Aim of the exercise: Every entry must be repeated exactly. Exclude all pictures.

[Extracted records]
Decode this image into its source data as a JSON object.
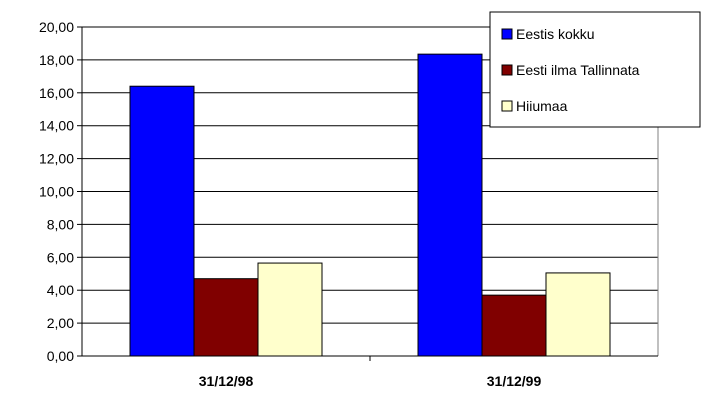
{
  "chart_data": {
    "type": "bar",
    "title": "",
    "xlabel": "",
    "ylabel": "",
    "categories": [
      "31/12/98",
      "31/12/99"
    ],
    "series": [
      {
        "name": "Eestis kokku",
        "values": [
          16.4,
          18.35
        ],
        "color": "#0000FF"
      },
      {
        "name": "Eesti ilma Tallinnata",
        "values": [
          4.7,
          3.7
        ],
        "color": "#800000"
      },
      {
        "name": "Hiiumaa",
        "values": [
          5.65,
          5.05
        ],
        "color": "#FFFFCC"
      }
    ],
    "ylim": [
      0,
      20
    ],
    "ystep": 2,
    "yticks": [
      "0,00",
      "2,00",
      "4,00",
      "6,00",
      "8,00",
      "10,00",
      "12,00",
      "14,00",
      "16,00",
      "18,00",
      "20,00"
    ],
    "grid": true,
    "legend_position": "top-right"
  }
}
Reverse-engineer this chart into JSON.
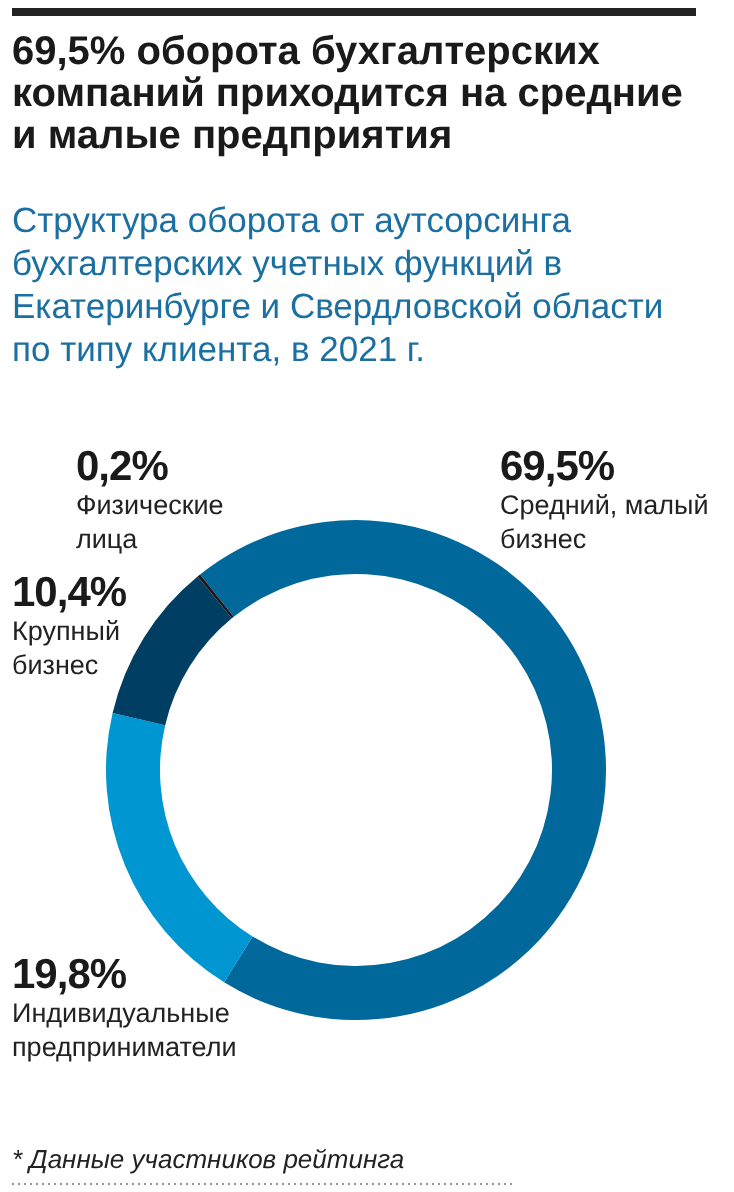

Written response:
Decode this image into its source data as a JSON object.
{
  "chart_data": {
    "type": "bar",
    "title": "",
    "xlabel": "",
    "ylabel": "",
    "categories": [
      "31/12/98",
      "31/12/99"
    ],
    "series": [
      {
        "name": "Eestis kokku",
        "values": [
          16.4,
          18.35
        ],
        "color": "#0000FF"
      },
      {
        "name": "Eesti ilma Tallinnata",
        "values": [
          4.7,
          3.7
        ],
        "color": "#800000"
      },
      {
        "name": "Hiiumaa",
        "values": [
          5.65,
          5.05
        ],
        "color": "#FFFFCC"
      }
    ],
    "ylim": [
      0,
      20
    ],
    "ystep": 2,
    "yticks": [
      "0,00",
      "2,00",
      "4,00",
      "6,00",
      "8,00",
      "10,00",
      "12,00",
      "14,00",
      "16,00",
      "18,00",
      "20,00"
    ],
    "grid": true,
    "legend_position": "top-right"
  }
}
Reverse-engineer this chart into JSON.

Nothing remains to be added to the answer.